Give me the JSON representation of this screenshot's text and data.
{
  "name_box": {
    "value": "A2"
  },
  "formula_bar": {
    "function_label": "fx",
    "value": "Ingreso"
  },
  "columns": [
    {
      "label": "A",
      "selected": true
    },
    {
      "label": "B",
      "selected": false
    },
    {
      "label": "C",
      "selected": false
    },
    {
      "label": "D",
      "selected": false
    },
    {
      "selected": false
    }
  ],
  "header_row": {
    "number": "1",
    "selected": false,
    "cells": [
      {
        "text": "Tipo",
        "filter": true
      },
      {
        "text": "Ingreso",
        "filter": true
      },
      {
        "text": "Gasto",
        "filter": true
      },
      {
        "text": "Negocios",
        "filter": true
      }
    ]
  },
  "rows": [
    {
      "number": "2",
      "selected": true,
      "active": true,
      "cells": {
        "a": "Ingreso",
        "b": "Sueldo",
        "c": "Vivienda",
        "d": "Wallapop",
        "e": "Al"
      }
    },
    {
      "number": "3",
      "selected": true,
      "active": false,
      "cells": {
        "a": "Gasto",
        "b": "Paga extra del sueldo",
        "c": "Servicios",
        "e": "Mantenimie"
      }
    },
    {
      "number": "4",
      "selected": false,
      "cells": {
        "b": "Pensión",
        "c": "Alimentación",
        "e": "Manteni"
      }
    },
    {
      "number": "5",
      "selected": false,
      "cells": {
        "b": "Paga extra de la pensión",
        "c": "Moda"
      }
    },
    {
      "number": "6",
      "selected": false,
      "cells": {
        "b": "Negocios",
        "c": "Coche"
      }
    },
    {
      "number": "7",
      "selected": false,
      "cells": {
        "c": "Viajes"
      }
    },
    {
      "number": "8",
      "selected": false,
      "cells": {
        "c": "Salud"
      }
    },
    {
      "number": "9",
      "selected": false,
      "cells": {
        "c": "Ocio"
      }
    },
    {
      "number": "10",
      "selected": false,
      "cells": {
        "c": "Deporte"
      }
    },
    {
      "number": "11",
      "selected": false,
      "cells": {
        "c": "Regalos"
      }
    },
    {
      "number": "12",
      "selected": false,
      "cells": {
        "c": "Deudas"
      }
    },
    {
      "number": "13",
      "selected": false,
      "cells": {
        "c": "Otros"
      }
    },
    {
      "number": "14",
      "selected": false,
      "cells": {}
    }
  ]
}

---

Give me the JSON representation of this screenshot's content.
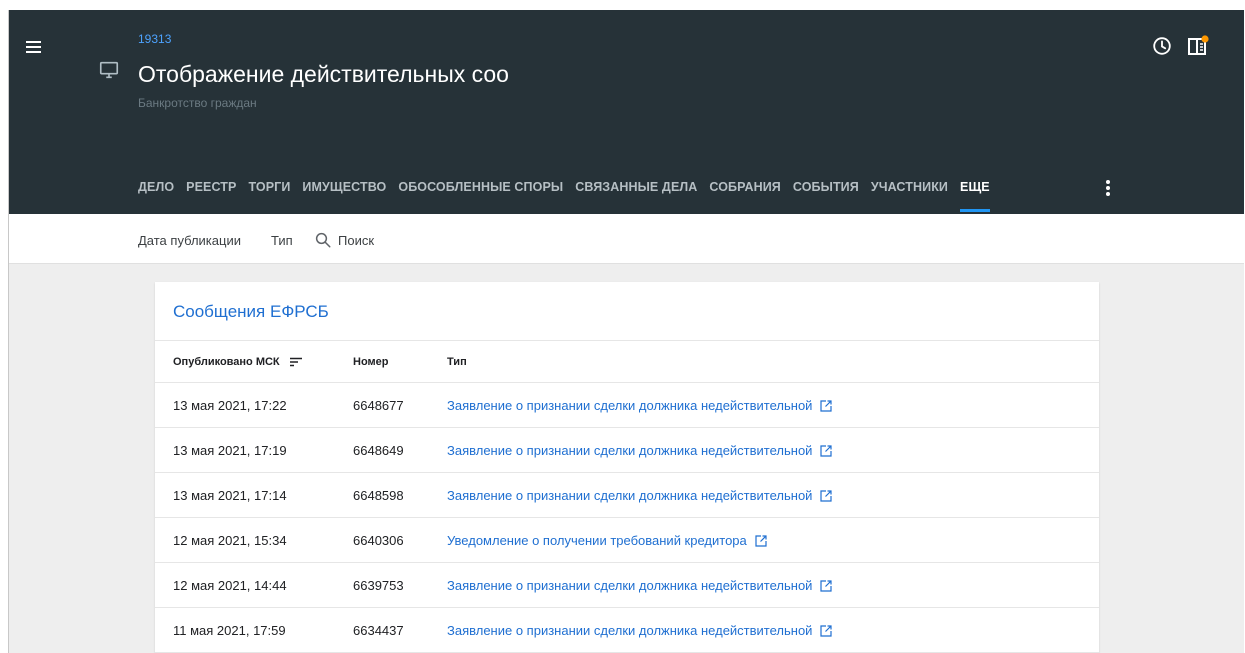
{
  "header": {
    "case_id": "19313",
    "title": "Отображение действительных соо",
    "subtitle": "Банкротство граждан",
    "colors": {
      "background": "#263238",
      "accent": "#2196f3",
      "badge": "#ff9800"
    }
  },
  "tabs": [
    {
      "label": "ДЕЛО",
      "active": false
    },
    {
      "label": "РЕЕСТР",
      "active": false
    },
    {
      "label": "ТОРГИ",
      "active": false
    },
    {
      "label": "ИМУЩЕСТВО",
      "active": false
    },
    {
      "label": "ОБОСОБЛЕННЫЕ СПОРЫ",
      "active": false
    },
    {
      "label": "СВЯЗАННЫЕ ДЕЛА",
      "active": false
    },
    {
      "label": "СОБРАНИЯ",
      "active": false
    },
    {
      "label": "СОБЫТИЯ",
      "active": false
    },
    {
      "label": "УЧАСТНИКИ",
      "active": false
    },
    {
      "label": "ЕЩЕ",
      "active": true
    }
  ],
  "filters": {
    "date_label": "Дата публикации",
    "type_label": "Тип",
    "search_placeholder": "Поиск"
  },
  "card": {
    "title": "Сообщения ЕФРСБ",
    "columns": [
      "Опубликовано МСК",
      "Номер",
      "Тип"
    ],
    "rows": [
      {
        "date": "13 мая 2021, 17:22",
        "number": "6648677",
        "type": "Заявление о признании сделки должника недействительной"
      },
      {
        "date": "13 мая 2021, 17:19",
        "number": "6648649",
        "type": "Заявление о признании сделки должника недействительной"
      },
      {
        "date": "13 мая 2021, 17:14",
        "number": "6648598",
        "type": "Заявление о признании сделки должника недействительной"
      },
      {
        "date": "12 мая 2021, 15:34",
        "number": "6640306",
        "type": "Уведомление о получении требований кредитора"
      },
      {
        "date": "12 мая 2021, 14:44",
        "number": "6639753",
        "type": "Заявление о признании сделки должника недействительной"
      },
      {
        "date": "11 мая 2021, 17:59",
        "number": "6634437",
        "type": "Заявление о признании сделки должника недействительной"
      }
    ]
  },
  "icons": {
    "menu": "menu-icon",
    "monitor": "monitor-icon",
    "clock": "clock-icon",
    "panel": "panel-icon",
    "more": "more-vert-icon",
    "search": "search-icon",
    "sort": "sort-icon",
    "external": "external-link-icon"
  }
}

*TASK STATEMENT:* In the listing, find each line with the string "Ingreso" and copy it.

*SOLUTION TO THE PROBLEM:*
    "value": "Ingreso"
        "text": "Ingreso",
        "a": "Ingreso",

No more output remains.